→ Request: Pick out every line that holds the string "петель" and copy it.

* begin *

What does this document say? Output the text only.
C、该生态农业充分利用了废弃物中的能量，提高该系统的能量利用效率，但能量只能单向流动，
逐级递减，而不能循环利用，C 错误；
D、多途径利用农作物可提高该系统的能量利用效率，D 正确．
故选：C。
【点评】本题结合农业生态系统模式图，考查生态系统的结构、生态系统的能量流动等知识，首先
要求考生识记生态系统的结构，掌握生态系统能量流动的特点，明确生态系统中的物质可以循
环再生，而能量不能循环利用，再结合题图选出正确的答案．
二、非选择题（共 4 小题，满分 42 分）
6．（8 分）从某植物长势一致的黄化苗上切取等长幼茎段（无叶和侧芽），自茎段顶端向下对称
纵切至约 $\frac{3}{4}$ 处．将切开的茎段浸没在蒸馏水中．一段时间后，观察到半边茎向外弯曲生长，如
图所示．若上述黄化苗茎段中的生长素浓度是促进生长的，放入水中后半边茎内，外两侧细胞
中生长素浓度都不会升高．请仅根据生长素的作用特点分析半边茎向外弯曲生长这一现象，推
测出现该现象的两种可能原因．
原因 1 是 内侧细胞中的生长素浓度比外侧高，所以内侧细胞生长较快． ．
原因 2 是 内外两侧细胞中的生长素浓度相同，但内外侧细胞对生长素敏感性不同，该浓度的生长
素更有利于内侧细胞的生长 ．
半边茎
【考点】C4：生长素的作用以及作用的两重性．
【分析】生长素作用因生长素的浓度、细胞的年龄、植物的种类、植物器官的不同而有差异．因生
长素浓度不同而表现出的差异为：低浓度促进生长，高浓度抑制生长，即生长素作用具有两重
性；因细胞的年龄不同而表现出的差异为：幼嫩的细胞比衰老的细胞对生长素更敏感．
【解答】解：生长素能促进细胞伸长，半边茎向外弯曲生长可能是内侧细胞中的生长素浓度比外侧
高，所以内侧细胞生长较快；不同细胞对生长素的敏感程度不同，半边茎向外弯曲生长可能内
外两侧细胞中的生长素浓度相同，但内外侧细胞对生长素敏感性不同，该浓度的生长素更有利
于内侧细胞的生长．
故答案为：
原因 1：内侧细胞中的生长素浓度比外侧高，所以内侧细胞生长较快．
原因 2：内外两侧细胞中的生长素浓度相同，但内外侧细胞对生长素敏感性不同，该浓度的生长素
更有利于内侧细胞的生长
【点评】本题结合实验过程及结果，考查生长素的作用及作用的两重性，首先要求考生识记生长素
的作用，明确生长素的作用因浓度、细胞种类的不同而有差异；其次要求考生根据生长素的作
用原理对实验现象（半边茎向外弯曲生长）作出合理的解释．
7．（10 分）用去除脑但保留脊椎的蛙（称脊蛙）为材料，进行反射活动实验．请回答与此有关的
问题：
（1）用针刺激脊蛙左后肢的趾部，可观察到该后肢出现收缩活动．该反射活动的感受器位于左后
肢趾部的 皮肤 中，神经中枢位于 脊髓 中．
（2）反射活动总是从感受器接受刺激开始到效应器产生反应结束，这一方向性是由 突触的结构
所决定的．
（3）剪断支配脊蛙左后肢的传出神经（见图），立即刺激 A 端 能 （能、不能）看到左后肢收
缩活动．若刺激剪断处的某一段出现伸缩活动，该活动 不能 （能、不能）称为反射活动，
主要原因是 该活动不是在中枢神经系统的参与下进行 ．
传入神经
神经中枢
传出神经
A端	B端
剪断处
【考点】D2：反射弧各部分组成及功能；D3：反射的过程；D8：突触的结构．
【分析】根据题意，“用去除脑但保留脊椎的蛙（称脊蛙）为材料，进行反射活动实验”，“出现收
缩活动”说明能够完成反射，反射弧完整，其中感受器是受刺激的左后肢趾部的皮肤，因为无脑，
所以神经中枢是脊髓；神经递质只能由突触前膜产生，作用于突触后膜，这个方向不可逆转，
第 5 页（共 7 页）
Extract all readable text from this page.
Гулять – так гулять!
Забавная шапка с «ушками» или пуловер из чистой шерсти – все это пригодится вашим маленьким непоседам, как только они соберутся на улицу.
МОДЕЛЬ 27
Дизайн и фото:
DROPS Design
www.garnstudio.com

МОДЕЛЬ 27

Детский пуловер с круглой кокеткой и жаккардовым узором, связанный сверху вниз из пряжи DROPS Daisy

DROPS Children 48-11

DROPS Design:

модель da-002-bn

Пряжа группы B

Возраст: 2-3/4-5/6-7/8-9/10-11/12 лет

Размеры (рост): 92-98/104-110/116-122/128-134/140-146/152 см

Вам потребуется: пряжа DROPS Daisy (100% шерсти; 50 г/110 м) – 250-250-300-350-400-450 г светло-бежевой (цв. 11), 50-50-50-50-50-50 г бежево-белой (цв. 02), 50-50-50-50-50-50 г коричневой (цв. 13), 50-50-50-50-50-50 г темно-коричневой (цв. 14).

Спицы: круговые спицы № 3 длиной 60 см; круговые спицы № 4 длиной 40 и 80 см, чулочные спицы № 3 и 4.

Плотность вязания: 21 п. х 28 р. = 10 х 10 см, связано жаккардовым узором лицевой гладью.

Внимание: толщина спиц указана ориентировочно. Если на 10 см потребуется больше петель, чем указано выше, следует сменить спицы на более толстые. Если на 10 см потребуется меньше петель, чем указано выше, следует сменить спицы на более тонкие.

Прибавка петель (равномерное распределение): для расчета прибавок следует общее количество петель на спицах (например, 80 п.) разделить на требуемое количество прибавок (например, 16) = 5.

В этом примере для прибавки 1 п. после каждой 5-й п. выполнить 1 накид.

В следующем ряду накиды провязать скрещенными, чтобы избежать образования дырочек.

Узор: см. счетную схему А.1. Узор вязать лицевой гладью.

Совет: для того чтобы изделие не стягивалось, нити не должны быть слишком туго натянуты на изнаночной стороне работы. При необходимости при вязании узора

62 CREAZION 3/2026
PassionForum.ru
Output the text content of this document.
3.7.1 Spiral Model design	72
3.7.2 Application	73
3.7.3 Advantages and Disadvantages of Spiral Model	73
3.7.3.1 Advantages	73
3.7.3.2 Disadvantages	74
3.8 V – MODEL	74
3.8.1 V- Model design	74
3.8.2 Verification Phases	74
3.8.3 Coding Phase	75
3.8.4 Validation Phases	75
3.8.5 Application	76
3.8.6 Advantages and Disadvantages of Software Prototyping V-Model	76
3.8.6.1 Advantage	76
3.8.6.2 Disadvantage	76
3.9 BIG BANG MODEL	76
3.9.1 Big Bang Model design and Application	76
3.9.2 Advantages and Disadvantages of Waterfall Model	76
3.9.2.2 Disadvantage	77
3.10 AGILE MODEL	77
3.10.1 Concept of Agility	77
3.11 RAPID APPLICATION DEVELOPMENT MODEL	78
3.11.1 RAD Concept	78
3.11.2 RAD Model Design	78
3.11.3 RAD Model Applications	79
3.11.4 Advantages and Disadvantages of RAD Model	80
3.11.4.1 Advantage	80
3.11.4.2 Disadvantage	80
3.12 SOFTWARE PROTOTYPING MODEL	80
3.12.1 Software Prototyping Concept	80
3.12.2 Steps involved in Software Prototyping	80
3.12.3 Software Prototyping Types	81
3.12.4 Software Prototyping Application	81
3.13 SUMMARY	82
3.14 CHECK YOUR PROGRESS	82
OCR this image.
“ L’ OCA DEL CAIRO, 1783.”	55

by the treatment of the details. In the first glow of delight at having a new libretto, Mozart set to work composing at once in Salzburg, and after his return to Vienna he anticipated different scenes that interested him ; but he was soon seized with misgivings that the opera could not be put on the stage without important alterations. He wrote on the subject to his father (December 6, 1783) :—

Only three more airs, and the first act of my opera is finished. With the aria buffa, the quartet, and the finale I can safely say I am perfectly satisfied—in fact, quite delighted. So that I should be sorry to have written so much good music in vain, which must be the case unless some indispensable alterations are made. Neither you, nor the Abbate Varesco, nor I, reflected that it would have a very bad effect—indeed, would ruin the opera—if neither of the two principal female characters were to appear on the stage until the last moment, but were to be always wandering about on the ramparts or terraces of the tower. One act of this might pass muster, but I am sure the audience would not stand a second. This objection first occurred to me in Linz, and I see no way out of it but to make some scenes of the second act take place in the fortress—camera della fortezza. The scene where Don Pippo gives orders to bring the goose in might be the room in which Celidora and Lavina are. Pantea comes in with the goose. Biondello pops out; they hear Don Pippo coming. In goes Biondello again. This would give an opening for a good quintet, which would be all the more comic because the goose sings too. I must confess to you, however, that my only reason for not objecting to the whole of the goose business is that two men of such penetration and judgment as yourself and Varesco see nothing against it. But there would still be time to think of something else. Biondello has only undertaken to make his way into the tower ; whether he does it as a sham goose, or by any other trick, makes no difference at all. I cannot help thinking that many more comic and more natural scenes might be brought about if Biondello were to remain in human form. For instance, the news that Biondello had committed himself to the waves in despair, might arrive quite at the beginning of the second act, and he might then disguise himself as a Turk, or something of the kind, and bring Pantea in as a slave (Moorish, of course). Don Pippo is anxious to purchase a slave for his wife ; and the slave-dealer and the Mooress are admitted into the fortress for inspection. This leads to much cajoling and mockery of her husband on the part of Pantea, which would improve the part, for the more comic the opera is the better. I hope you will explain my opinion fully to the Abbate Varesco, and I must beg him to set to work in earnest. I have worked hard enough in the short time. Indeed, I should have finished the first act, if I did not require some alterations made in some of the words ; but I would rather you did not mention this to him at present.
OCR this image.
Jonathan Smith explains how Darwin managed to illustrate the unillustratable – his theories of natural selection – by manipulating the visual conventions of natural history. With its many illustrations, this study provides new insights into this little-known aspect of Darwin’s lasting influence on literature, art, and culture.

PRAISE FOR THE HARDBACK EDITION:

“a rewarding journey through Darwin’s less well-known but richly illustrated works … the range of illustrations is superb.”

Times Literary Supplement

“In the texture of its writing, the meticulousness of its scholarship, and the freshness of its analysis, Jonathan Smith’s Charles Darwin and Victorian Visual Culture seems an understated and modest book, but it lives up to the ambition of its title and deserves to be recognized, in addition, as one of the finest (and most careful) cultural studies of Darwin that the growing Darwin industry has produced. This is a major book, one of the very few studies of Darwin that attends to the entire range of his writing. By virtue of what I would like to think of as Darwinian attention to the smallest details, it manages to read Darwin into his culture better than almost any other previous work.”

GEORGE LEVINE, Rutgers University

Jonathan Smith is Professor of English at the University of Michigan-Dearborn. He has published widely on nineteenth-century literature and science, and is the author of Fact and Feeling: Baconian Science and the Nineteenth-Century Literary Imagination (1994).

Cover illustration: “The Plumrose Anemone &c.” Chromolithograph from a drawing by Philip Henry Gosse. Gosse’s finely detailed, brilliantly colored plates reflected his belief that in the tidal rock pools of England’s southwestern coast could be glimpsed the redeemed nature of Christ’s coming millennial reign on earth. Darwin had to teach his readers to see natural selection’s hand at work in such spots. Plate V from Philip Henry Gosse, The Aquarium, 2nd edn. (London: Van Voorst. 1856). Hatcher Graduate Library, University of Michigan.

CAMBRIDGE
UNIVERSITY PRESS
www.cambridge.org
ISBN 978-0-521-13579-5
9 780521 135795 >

* end *

→ Result of this task:
Внимание: толщина спиц указана ориентировочно. Если на 10 см потребуется больше петель, чем указано выше, следует сменить спицы на более толстые. Если на 10 см потребуется меньше петель, чем указано выше, следует сменить спицы на более тонкие.
Прибавка петель (равномерное распределение): для расчета прибавок следует общее количество петель на спицах (например, 80 п.) разделить на требуемое количество прибавок (например, 16) = 5.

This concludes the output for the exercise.